### Task details
Swap every "sneakers-image" in the entries below for "shoe-image", and reproduce the entries with no other changes.

----

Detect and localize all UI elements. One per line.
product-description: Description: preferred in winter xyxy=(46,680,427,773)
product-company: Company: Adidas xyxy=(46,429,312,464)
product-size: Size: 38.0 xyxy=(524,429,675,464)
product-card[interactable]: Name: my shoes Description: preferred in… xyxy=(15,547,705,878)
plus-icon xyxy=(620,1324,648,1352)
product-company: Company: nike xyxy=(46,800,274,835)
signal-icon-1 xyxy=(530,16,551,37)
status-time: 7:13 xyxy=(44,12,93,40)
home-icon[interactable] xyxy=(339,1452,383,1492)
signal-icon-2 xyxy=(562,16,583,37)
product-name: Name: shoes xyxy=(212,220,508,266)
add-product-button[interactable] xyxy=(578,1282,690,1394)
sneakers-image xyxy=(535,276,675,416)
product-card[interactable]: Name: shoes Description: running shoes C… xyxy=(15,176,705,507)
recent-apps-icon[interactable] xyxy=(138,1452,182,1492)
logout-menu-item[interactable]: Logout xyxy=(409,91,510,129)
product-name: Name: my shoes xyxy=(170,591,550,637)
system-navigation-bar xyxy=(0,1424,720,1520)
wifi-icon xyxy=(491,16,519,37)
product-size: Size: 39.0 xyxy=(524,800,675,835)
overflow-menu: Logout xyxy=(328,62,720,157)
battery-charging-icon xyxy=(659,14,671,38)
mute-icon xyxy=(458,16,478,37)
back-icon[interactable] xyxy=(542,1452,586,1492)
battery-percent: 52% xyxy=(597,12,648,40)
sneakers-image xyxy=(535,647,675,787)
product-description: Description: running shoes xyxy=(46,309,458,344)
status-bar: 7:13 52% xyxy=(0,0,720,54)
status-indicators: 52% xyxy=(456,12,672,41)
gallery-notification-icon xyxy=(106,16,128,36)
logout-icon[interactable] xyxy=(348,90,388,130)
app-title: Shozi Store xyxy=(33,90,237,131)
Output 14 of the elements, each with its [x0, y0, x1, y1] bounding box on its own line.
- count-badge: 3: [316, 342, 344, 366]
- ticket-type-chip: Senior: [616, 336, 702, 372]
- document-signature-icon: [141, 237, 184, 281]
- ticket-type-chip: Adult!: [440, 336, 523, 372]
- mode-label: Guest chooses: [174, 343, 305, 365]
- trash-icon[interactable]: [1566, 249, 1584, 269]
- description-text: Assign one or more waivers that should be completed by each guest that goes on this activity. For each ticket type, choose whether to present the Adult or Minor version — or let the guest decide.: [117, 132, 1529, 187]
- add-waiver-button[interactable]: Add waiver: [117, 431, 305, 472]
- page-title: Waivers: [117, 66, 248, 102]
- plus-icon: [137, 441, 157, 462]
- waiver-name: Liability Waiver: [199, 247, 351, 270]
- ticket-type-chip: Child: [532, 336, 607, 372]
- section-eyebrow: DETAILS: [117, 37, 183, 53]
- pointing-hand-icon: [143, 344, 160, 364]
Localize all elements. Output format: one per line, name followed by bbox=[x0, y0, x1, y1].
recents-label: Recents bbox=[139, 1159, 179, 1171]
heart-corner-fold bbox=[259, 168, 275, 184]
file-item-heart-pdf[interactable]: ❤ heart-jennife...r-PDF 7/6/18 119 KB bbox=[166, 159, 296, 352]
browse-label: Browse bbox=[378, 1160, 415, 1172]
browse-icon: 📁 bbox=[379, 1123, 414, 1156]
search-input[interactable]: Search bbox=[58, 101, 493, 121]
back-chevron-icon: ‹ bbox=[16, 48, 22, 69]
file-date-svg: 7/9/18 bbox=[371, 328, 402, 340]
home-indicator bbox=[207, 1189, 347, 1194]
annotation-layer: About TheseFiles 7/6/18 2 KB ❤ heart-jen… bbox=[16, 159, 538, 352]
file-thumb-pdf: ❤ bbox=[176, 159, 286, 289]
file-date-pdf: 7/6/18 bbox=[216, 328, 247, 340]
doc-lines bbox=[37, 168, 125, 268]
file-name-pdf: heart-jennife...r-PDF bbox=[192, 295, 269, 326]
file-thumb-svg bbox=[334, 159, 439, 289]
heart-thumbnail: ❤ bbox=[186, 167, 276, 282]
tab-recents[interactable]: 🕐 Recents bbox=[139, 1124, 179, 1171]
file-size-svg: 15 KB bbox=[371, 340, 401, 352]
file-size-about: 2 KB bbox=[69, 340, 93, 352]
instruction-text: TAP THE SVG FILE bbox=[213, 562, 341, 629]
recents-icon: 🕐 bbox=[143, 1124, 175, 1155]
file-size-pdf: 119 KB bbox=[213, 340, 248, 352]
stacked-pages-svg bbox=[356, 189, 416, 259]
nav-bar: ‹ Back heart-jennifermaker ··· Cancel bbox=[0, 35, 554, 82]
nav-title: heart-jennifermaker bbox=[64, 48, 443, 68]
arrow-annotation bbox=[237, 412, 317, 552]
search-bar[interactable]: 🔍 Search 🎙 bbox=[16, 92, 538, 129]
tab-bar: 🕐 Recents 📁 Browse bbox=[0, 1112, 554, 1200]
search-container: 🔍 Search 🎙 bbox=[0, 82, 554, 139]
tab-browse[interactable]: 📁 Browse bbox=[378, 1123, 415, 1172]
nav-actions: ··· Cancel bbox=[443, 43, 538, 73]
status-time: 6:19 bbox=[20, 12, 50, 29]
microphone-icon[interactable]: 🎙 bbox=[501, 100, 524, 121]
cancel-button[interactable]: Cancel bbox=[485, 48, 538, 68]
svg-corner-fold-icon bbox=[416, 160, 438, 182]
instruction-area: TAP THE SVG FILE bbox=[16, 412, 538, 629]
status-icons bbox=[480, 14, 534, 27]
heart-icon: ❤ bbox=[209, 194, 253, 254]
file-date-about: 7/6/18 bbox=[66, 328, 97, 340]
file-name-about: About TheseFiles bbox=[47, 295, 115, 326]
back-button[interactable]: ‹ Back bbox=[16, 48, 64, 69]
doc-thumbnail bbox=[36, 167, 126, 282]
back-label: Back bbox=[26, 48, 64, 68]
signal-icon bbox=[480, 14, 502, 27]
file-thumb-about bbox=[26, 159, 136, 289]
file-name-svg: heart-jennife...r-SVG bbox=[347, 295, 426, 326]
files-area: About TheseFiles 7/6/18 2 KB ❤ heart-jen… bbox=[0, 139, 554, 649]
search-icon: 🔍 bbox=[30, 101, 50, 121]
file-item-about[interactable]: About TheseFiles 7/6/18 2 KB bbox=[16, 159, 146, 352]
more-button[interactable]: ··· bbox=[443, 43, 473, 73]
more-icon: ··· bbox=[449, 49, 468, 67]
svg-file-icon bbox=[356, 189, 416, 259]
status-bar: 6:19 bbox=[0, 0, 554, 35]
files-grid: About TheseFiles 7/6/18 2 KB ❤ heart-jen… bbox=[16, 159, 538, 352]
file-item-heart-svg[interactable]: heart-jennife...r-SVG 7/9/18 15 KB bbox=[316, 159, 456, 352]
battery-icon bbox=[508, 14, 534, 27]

----

### Completed exercise
Detect and localize all UI elements. One per line.
product-description: Description: preferred in winter xyxy=(46,680,427,773)
product-company: Company: Adidas xyxy=(46,429,312,464)
product-size: Size: 38.0 xyxy=(524,429,675,464)
product-card[interactable]: Name: my shoes Description: preferred in… xyxy=(15,547,705,878)
plus-icon xyxy=(620,1324,648,1352)
product-company: Company: nike xyxy=(46,800,274,835)
signal-icon-1 xyxy=(530,16,551,37)
status-time: 7:13 xyxy=(44,12,93,40)
home-icon[interactable] xyxy=(339,1452,383,1492)
signal-icon-2 xyxy=(562,16,583,37)
product-name: Name: shoes xyxy=(212,220,508,266)
add-product-button[interactable] xyxy=(578,1282,690,1394)
shoe-image xyxy=(535,276,675,416)
product-card[interactable]: Name: shoes Description: running shoes C… xyxy=(15,176,705,507)
recent-apps-icon[interactable] xyxy=(138,1452,182,1492)
logout-menu-item[interactable]: Logout xyxy=(409,91,510,129)
product-name: Name: my shoes xyxy=(170,591,550,637)
system-navigation-bar xyxy=(0,1424,720,1520)
wifi-icon xyxy=(491,16,519,37)
product-size: Size: 39.0 xyxy=(524,800,675,835)
overflow-menu: Logout xyxy=(328,62,720,157)
battery-charging-icon xyxy=(659,14,671,38)
mute-icon xyxy=(458,16,478,37)
back-icon[interactable] xyxy=(542,1452,586,1492)
battery-percent: 52% xyxy=(597,12,648,40)
shoe-image xyxy=(535,647,675,787)
product-description: Description: running shoes xyxy=(46,309,458,344)
status-bar: 7:13 52% xyxy=(0,0,720,54)
status-indicators: 52% xyxy=(456,12,672,41)
gallery-notification-icon xyxy=(106,16,128,36)
logout-icon[interactable] xyxy=(348,90,388,130)
app-title: Shozi Store xyxy=(33,90,237,131)
Output 14 of the elements, each with its [x0, y0, x1, y1] bounding box on its own line.
- count-badge: 3: [316, 342, 344, 366]
- ticket-type-chip: Senior: [616, 336, 702, 372]
- document-signature-icon: [141, 237, 184, 281]
- ticket-type-chip: Adult!: [440, 336, 523, 372]
- mode-label: Guest chooses: [174, 343, 305, 365]
- trash-icon[interactable]: [1566, 249, 1584, 269]
- description-text: Assign one or more waivers that should be completed by each guest that goes on this activity. For each ticket type, choose whether to present the Adult or Minor version — or let the guest decide.: [117, 132, 1529, 187]
- add-waiver-button[interactable]: Add waiver: [117, 431, 305, 472]
- page-title: Waivers: [117, 66, 248, 102]
- plus-icon: [137, 441, 157, 462]
- waiver-name: Liability Waiver: [199, 247, 351, 270]
- ticket-type-chip: Child: [532, 336, 607, 372]
- section-eyebrow: DETAILS: [117, 37, 183, 53]
- pointing-hand-icon: [143, 344, 160, 364]
Localize all elements. Output format: one per line, name followed by bbox=[x0, y0, x1, y1].
recents-label: Recents bbox=[139, 1159, 179, 1171]
heart-corner-fold bbox=[259, 168, 275, 184]
file-item-heart-pdf[interactable]: ❤ heart-jennife...r-PDF 7/6/18 119 KB bbox=[166, 159, 296, 352]
browse-label: Browse bbox=[378, 1160, 415, 1172]
browse-icon: 📁 bbox=[379, 1123, 414, 1156]
search-input[interactable]: Search bbox=[58, 101, 493, 121]
back-chevron-icon: ‹ bbox=[16, 48, 22, 69]
file-date-svg: 7/9/18 bbox=[371, 328, 402, 340]
home-indicator bbox=[207, 1189, 347, 1194]
annotation-layer: About TheseFiles 7/6/18 2 KB ❤ heart-jen… bbox=[16, 159, 538, 352]
file-thumb-pdf: ❤ bbox=[176, 159, 286, 289]
file-date-pdf: 7/6/18 bbox=[216, 328, 247, 340]
doc-lines bbox=[37, 168, 125, 268]
file-name-pdf: heart-jennife...r-PDF bbox=[192, 295, 269, 326]
file-thumb-svg bbox=[334, 159, 439, 289]
heart-thumbnail: ❤ bbox=[186, 167, 276, 282]
tab-recents[interactable]: 🕐 Recents bbox=[139, 1124, 179, 1171]
file-size-svg: 15 KB bbox=[371, 340, 401, 352]
file-size-about: 2 KB bbox=[69, 340, 93, 352]
instruction-text: TAP THE SVG FILE bbox=[213, 562, 341, 629]
recents-icon: 🕐 bbox=[143, 1124, 175, 1155]
file-size-pdf: 119 KB bbox=[213, 340, 248, 352]
stacked-pages-svg bbox=[356, 189, 416, 259]
nav-bar: ‹ Back heart-jennifermaker ··· Cancel bbox=[0, 35, 554, 82]
nav-title: heart-jennifermaker bbox=[64, 48, 443, 68]
arrow-annotation bbox=[237, 412, 317, 552]
search-bar[interactable]: 🔍 Search 🎙 bbox=[16, 92, 538, 129]
tab-bar: 🕐 Recents 📁 Browse bbox=[0, 1112, 554, 1200]
search-container: 🔍 Search 🎙 bbox=[0, 82, 554, 139]
tab-browse[interactable]: 📁 Browse bbox=[378, 1123, 415, 1172]
nav-actions: ··· Cancel bbox=[443, 43, 538, 73]
status-time: 6:19 bbox=[20, 12, 50, 29]
microphone-icon[interactable]: 🎙 bbox=[501, 100, 524, 121]
cancel-button[interactable]: Cancel bbox=[485, 48, 538, 68]
svg-corner-fold-icon bbox=[416, 160, 438, 182]
instruction-area: TAP THE SVG FILE bbox=[16, 412, 538, 629]
status-icons bbox=[480, 14, 534, 27]
heart-icon: ❤ bbox=[209, 194, 253, 254]
file-date-about: 7/6/18 bbox=[66, 328, 97, 340]
file-name-about: About TheseFiles bbox=[47, 295, 115, 326]
back-button[interactable]: ‹ Back bbox=[16, 48, 64, 69]
doc-thumbnail bbox=[36, 167, 126, 282]
back-label: Back bbox=[26, 48, 64, 68]
signal-icon bbox=[480, 14, 502, 27]
file-thumb-about bbox=[26, 159, 136, 289]
file-name-svg: heart-jennife...r-SVG bbox=[347, 295, 426, 326]
files-area: About TheseFiles 7/6/18 2 KB ❤ heart-jen… bbox=[0, 139, 554, 649]
search-icon: 🔍 bbox=[30, 101, 50, 121]
file-item-about[interactable]: About TheseFiles 7/6/18 2 KB bbox=[16, 159, 146, 352]
more-button[interactable]: ··· bbox=[443, 43, 473, 73]
more-icon: ··· bbox=[449, 49, 468, 67]
svg-file-icon bbox=[356, 189, 416, 259]
status-bar: 6:19 bbox=[0, 0, 554, 35]
files-grid: About TheseFiles 7/6/18 2 KB ❤ heart-jen… bbox=[16, 159, 538, 352]
file-item-heart-svg[interactable]: heart-jennife...r-SVG 7/9/18 15 KB bbox=[316, 159, 456, 352]
battery-icon bbox=[508, 14, 534, 27]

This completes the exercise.